Below are some records. Pull every line that contains the word "solo".

• _Data extract_
=-=-=-=-=

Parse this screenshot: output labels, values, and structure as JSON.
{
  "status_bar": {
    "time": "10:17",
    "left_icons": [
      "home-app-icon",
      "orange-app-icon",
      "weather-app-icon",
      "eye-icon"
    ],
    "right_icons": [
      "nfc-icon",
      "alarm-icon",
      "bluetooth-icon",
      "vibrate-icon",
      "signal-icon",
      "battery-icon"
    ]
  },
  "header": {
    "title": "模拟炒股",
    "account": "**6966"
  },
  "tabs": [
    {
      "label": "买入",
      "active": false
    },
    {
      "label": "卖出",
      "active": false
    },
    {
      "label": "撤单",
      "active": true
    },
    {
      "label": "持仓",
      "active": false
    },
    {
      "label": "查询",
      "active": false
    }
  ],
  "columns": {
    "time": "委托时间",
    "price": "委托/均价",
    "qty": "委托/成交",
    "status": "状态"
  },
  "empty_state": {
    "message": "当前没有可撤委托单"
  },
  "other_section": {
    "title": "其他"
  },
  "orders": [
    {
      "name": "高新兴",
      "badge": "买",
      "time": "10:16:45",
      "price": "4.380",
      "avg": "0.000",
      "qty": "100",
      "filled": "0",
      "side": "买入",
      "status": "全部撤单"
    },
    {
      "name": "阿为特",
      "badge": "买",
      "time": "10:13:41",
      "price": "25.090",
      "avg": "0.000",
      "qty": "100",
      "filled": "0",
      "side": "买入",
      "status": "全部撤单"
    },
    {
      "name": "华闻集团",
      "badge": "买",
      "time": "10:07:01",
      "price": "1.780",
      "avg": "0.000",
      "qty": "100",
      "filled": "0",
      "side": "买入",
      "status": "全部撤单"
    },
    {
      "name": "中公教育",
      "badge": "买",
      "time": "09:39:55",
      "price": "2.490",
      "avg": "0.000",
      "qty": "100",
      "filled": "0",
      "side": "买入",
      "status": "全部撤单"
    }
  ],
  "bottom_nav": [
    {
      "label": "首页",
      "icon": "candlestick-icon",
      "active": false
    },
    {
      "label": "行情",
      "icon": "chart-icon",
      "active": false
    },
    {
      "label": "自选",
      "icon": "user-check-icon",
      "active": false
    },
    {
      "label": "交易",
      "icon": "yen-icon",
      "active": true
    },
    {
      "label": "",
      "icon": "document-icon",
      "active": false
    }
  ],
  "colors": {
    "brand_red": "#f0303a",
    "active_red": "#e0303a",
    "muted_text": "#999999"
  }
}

=-=-=-=-=

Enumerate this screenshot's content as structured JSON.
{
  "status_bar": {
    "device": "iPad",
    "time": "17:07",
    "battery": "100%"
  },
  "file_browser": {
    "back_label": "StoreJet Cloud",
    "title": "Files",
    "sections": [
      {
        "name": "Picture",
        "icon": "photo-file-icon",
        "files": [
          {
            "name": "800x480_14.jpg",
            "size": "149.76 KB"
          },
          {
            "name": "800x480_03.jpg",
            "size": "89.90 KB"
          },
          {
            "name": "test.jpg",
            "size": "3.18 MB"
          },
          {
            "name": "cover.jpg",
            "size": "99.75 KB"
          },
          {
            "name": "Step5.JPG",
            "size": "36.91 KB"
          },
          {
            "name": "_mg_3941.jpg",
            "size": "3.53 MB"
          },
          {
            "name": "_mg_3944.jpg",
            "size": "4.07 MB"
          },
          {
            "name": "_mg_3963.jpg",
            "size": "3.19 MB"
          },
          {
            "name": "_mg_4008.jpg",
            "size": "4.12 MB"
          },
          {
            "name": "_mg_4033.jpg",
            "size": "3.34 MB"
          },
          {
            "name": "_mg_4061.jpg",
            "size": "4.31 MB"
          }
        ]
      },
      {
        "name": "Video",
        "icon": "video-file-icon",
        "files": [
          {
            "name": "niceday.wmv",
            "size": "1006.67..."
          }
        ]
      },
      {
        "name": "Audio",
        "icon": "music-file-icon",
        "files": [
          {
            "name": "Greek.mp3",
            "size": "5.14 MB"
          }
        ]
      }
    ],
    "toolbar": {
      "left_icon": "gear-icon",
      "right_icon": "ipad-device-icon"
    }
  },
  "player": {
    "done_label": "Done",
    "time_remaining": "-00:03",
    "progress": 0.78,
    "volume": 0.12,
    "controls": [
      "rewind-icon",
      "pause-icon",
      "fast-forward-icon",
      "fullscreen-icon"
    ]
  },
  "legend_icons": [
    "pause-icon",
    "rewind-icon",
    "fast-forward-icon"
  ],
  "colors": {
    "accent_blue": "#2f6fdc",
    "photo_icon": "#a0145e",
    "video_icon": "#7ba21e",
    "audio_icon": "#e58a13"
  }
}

=-=-=-=-=

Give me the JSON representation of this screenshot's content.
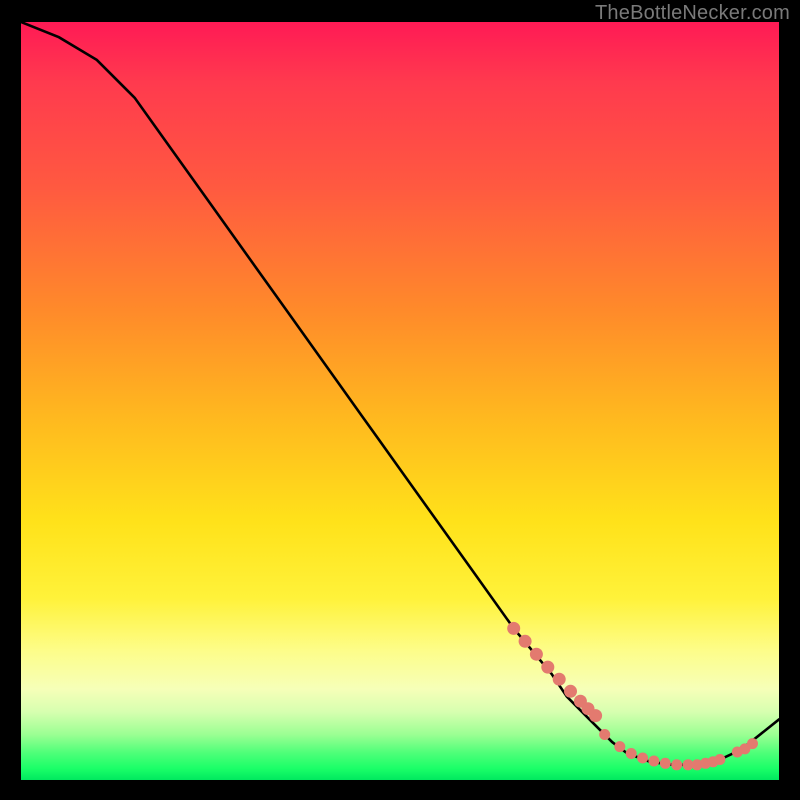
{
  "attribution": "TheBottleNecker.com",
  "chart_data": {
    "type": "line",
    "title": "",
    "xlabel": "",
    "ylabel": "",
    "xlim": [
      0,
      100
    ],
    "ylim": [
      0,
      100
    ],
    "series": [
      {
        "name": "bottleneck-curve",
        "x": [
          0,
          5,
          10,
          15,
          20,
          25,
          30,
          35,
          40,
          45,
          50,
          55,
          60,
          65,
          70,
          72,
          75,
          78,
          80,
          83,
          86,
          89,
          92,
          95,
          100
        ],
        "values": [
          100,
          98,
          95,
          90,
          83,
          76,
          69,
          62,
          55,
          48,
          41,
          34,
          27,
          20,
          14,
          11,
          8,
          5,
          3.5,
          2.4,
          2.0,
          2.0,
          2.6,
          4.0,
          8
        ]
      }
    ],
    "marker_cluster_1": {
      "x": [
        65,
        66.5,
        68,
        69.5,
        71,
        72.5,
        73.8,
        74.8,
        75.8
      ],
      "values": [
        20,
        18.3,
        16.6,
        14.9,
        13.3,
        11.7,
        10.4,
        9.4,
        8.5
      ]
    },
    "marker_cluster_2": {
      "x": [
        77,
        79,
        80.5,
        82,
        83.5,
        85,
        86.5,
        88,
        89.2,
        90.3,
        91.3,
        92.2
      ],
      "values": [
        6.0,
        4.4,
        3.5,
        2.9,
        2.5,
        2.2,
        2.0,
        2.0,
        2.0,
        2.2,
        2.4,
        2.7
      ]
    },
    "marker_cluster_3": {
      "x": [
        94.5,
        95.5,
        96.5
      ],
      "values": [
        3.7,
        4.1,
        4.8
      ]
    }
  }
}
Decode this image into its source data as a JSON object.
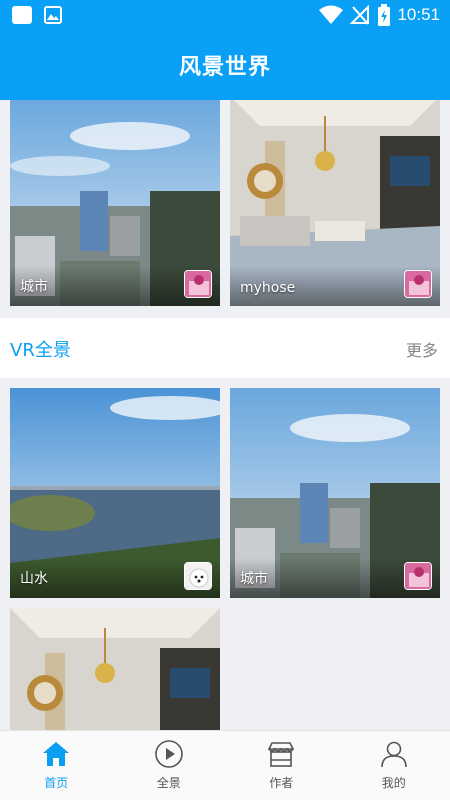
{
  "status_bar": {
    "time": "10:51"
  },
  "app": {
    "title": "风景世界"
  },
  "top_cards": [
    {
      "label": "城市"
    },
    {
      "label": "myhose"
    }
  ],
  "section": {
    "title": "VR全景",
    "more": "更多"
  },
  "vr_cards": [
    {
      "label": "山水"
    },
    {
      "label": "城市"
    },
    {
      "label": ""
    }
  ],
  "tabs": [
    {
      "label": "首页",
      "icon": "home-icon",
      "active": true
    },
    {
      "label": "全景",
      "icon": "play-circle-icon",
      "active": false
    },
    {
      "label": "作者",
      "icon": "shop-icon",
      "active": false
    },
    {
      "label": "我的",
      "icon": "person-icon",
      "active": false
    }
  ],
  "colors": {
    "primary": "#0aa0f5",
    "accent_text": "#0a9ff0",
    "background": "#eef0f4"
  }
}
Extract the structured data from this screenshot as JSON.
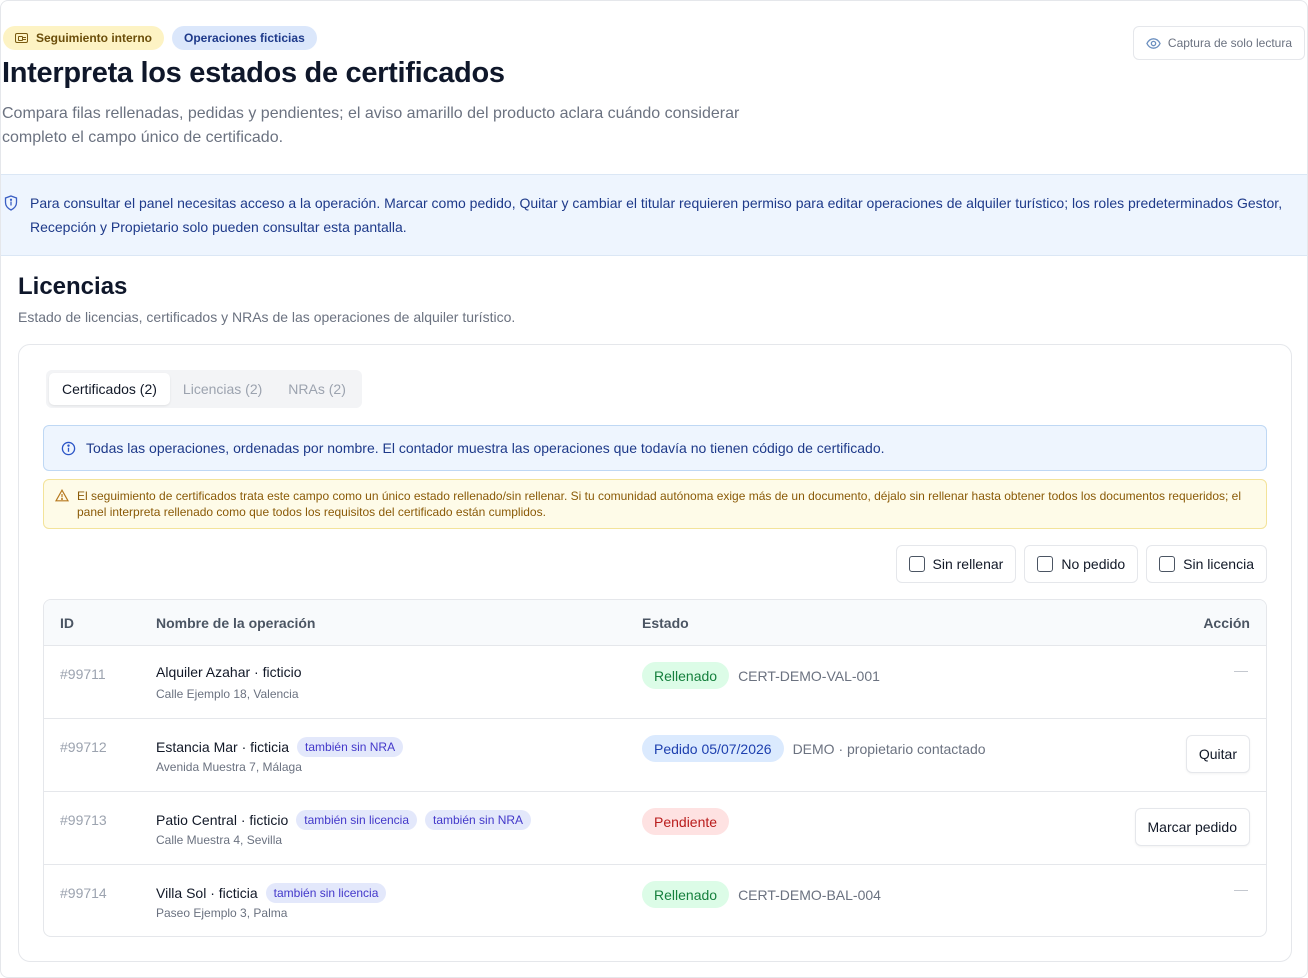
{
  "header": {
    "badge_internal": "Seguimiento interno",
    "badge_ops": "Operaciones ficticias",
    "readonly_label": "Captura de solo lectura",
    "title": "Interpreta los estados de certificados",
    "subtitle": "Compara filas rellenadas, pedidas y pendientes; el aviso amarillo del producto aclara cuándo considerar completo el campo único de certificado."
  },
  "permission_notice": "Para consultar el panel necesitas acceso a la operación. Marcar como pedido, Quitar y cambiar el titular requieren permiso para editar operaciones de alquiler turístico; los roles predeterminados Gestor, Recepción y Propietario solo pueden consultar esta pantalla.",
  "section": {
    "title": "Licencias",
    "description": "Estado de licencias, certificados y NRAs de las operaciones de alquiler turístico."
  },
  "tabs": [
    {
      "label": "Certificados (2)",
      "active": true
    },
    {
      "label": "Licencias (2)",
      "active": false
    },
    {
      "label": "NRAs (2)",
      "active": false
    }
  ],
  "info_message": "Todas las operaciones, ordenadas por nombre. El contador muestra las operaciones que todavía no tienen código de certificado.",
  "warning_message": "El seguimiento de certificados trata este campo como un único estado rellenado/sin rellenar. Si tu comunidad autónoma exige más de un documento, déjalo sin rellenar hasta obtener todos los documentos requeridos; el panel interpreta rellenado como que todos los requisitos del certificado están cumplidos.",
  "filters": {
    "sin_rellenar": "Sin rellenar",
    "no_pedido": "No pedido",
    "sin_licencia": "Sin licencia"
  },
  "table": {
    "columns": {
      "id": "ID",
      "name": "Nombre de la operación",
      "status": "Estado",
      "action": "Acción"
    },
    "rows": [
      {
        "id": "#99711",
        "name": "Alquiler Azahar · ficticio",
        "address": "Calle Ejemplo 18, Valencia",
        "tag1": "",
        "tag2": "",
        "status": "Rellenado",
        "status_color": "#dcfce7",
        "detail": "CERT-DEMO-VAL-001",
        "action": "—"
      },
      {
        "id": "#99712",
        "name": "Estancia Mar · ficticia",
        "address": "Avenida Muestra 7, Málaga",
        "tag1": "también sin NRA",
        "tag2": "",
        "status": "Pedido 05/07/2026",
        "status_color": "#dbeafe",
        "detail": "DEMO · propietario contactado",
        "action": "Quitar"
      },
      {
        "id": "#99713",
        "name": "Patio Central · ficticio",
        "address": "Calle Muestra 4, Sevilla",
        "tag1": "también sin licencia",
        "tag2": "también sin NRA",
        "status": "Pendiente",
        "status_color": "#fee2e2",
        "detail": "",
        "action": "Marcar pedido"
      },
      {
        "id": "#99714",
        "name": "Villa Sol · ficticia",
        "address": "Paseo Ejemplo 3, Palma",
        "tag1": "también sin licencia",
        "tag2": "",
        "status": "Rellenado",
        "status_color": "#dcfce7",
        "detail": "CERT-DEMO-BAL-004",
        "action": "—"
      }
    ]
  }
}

=-=-=-=-=

• _Output for this exercise_
    "readonly_label": "Captura de solo lectura",
  "permission_notice": "Para consultar el panel necesitas acceso a la operación. Marcar como pedido, Quitar y cambiar el titular requieren permiso para editar operaciones de alquiler turístico; los roles predeterminados Gestor, Recepción y Propietario solo pueden consultar esta pantalla.",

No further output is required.